Возмущению красных содомитов не было предела. Один из них, англичанин Гарри Уайт, работавший заведующим редакцией в московской англоязычной газете «Moscow news», написал обширное возмущенное письмо Сталину, где писал:
«Наукой установлено, что существуют конституциональные гомосексуалисты. Исследования показали, что гомосексуалисты этого типа существуют примерно в равной пропорции среди всех классов общества. Можно считать также установленным, что, с небольшими отклонениями, гомосексуалисты в общем составляют около 2% населения. Если принять эту пропорцию, то выйдет, что в СССР около 2 млн гомосексуалистов. Не говоря уже о том, что среди них имеются наверняка и такие, которые оказывают помощь социалистическому строительству, но неужели возможно, как того требует закон 7 марта, подвергнуть заключению такое большое количество людей!»
Ведь и без того, как жаловался Уайт, в Стране Советов гомосексуалистам жилось непросто:
«В СССР существуют условия, усложняющие быт гомосексуалистов и часто ставящие их в тяжелое положение (я подразумеваю трудность нахождения партнера для полового акта, поскольку гомосексуалисты составляют меньшинство населения, которое вынуждено в той или иной мере скрывать свои истинные наклонности)».
На его письме Сталин написал: «В архив. Идиот и дегенерат». Ведь Уайт так и не понял, что никто не собирается уничтожать всех мужеложцев на корню. Во всяком случае среди руководителей партии и правительства. К примеру, пока Николай Ежов в ЦК и НКВД верой и правдой служил Сталину, на его пристрастие к мужчинам не обращали ни малейшего внимания. Но как только надобность в нем отпала, незамедлительно оказалось, что, как говорилось в обвинительном заключении, «действуя в антисоветских и корыстных целях, Ежов организовывал убийства неугодных ему людей, а также имел половые сношения с мужчинами (мужеложество)».

§ Ваши задания:
1 – Переведите на английский язык предложение из отрывка о письме Гарри Уайта Сталину: «На его письме Сталин написал: „В архив. Идиот и дегенерат“».
2 – Продолжите отрывок о письме Гарри Уайта Сталину, начав сразу после его последнего предложения.
Приведённые далее строки взяты из другого источника.

§ Исходные данные:
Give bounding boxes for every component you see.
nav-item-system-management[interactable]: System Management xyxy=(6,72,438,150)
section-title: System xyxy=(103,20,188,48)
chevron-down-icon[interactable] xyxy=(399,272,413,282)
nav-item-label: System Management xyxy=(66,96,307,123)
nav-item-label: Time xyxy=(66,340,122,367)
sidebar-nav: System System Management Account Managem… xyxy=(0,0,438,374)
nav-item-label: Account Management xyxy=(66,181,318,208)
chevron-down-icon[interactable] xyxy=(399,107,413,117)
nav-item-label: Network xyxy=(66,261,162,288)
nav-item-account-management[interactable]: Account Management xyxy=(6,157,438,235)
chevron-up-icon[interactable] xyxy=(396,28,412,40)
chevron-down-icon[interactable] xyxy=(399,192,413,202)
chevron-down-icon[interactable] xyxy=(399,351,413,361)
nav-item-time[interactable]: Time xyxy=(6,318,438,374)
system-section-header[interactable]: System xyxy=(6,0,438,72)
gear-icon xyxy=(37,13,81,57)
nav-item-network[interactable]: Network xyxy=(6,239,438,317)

§ Ответы к заданиям:
1 – On his letter Stalin wrote: "To the archive. An idiot and a degenerate."

2 –
Злые языки поговаривали, что член Политбюро Георгий Маленков любил париться в бане с молодыми привлекательными офицерами и чиновниками. Но делал все так тихо, что не привлекал никакого внимания и не вызывал вопросов у Сталина.
Ничего не менялось и в последующие годы. Если не случалось скандалов, не возникало никаких проблем. А поднимался шум, в брежневские времена высокопоставленных гомосексуалистов карали без излишнего усердия. Рассказывали, что заведующего отделом ЦК КПСС, которого застали в постели с солистом Большого театра, отправили послом в не самую значительную страну.
А в большинстве случаев «голубые» скандалы старались замять с помощью КГБ. Например, в 1980-х, во время обыска в пневматическом тире, заведующего которым сотрудники ОБХСС подозревали в хищениях, обнаружилось, что скромный продавец пулек является еще и гомосексуальным сводником и держит в сейфе своеобразную картотеку с фотографиями и описанием вкусов высокопоставленных клиентов. Милиционеры, открыв рты, рассматривали необычные снимки людей, которых знала вся страна, когда приехали люди из КГБ, быстро все сгребли и увезли. А дело заведующего тиром вскоре закрыли.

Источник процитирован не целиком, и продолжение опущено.